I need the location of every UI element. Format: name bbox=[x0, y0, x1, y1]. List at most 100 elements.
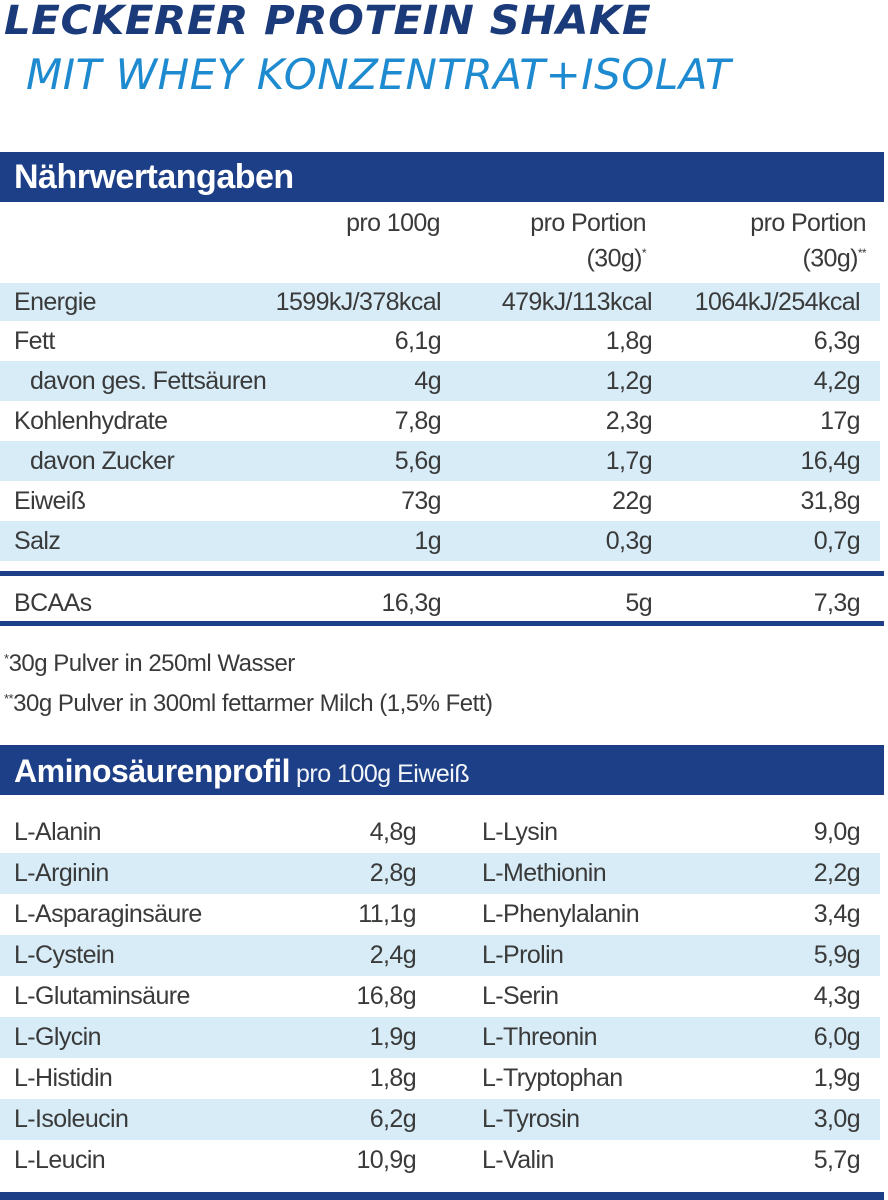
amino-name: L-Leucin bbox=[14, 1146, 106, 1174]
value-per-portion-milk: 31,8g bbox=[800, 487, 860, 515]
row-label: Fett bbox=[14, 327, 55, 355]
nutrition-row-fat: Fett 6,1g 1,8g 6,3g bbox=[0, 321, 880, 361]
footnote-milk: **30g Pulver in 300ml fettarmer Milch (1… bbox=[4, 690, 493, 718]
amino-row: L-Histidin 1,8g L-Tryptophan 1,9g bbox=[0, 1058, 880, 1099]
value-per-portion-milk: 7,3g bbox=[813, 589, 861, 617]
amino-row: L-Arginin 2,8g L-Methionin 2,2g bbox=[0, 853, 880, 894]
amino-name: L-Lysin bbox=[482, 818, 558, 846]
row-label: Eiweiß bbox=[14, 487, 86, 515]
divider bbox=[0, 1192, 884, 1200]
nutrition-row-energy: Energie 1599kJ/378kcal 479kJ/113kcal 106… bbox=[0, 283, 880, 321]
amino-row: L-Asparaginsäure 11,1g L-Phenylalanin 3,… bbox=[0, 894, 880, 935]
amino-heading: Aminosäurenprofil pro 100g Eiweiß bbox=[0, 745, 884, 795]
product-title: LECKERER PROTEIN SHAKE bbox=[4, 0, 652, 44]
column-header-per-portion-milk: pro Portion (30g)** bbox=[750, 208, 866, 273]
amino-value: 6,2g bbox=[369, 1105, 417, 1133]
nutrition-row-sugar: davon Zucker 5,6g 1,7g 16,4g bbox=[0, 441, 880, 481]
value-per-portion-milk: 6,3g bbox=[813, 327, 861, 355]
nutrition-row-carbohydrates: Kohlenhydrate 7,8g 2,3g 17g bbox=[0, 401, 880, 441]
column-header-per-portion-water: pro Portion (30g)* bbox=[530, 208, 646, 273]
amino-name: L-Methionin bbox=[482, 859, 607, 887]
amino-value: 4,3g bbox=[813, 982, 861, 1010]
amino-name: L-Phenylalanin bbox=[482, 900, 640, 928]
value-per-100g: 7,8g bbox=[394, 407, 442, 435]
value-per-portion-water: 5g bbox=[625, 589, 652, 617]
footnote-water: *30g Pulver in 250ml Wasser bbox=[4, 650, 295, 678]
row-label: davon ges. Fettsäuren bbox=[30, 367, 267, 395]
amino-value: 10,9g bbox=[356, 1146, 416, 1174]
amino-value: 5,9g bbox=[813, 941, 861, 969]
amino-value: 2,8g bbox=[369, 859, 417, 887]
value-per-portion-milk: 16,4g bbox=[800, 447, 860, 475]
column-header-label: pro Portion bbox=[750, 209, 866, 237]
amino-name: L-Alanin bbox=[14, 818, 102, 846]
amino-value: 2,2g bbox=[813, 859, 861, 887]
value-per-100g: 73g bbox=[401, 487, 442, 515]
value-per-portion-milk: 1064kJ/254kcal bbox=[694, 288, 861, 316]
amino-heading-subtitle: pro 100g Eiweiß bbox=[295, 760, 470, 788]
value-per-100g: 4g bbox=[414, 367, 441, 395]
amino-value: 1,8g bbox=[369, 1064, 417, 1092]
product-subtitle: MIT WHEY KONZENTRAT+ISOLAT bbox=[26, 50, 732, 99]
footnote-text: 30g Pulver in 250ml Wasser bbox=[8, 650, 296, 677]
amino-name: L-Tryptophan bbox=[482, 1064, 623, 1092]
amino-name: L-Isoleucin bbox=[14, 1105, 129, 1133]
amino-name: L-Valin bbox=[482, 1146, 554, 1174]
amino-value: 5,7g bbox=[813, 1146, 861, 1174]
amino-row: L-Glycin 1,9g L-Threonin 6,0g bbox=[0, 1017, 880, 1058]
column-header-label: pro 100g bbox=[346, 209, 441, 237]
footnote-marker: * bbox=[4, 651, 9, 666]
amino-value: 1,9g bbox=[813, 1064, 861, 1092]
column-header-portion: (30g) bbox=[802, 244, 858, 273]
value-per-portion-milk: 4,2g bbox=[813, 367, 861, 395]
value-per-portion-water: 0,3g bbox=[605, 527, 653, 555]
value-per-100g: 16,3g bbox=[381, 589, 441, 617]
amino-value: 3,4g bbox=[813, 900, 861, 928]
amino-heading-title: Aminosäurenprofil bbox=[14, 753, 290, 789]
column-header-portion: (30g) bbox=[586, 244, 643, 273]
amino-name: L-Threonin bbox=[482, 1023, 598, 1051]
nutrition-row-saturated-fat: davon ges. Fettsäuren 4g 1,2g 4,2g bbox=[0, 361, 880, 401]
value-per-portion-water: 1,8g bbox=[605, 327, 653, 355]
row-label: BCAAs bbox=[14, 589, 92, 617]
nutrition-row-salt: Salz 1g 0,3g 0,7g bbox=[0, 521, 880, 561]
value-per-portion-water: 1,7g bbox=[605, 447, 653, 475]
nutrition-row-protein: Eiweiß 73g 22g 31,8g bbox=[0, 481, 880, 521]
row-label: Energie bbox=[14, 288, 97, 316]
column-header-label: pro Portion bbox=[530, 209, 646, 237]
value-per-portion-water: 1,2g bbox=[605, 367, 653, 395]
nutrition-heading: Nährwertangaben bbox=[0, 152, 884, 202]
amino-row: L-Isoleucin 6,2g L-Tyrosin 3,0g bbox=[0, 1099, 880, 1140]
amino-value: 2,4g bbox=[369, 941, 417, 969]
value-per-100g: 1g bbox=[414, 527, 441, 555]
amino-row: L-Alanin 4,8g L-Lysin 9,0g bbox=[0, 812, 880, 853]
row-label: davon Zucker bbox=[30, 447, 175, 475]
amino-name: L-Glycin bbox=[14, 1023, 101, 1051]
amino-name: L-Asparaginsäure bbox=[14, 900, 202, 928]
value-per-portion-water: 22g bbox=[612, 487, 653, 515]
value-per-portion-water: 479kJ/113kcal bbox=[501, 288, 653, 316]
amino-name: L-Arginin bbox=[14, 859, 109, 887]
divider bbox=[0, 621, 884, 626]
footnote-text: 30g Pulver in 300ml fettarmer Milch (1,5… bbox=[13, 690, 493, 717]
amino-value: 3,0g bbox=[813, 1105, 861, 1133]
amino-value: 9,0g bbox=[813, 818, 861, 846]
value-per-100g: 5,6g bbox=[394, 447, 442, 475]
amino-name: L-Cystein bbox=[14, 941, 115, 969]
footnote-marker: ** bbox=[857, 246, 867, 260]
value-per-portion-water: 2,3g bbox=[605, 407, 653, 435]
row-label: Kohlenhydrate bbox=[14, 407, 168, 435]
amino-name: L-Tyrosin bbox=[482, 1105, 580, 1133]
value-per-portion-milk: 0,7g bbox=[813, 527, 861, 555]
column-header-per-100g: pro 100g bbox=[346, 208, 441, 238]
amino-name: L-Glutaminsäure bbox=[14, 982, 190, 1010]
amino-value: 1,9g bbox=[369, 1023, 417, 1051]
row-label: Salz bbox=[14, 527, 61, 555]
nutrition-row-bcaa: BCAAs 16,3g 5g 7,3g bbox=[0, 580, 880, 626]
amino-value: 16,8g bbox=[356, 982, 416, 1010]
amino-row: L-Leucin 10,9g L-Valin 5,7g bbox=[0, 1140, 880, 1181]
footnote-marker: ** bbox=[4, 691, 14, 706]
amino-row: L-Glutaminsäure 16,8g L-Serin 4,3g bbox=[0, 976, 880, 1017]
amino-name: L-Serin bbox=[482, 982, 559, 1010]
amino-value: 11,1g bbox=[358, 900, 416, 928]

--------------------

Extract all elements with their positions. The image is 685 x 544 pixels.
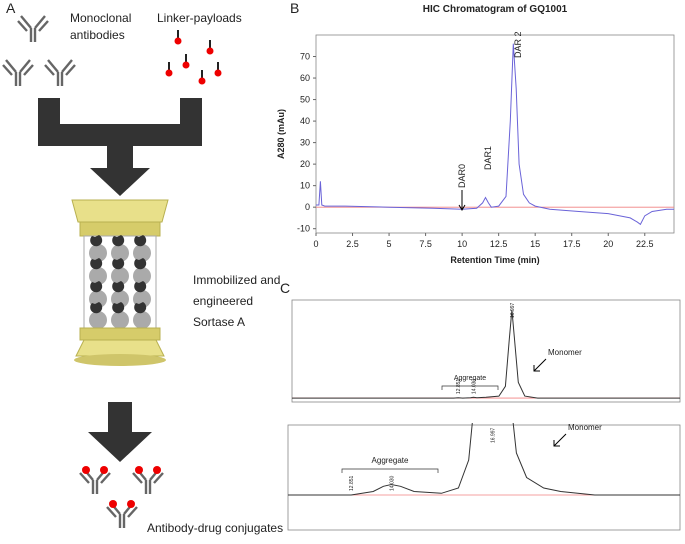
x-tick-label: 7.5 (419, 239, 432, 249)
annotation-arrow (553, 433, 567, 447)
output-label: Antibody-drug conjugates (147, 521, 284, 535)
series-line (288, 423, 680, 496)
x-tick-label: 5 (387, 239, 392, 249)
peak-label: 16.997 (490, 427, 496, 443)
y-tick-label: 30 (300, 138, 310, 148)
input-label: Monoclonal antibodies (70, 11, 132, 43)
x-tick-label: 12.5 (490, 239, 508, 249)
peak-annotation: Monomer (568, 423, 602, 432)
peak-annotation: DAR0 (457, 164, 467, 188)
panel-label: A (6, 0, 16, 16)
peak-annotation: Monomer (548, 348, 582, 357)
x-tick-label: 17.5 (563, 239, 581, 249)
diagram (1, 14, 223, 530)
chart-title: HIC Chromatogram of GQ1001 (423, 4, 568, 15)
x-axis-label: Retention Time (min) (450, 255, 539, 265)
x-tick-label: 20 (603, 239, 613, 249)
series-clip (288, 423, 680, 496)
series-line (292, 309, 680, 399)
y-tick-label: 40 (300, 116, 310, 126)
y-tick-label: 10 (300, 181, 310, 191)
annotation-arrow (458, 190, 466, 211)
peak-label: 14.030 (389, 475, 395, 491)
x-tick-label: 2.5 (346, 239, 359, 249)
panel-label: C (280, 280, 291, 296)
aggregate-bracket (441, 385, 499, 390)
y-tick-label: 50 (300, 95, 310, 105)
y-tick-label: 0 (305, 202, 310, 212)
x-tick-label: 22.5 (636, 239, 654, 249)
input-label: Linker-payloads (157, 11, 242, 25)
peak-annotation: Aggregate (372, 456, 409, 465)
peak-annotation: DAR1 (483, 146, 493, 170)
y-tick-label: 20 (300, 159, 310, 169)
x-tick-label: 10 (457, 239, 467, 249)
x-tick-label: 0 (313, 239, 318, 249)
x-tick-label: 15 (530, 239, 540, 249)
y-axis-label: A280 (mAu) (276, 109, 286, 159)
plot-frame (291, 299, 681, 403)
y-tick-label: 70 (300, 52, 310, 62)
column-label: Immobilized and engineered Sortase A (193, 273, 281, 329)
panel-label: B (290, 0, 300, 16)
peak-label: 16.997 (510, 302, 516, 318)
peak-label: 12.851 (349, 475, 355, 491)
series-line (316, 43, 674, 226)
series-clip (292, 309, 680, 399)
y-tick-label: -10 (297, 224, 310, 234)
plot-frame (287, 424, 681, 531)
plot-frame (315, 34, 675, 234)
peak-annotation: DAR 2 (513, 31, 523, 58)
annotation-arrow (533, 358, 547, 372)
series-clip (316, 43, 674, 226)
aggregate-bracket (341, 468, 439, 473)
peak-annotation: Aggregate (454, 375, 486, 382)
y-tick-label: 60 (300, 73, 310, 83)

--------------------

* [Work to be completed]: Show the lines of the material that contain the word "BCAAs".

* [Task response]:
row-label: BCAAs bbox=[14, 589, 92, 617]
nutrition-row-bcaa: BCAAs 16,3g 5g 7,3g bbox=[0, 580, 880, 626]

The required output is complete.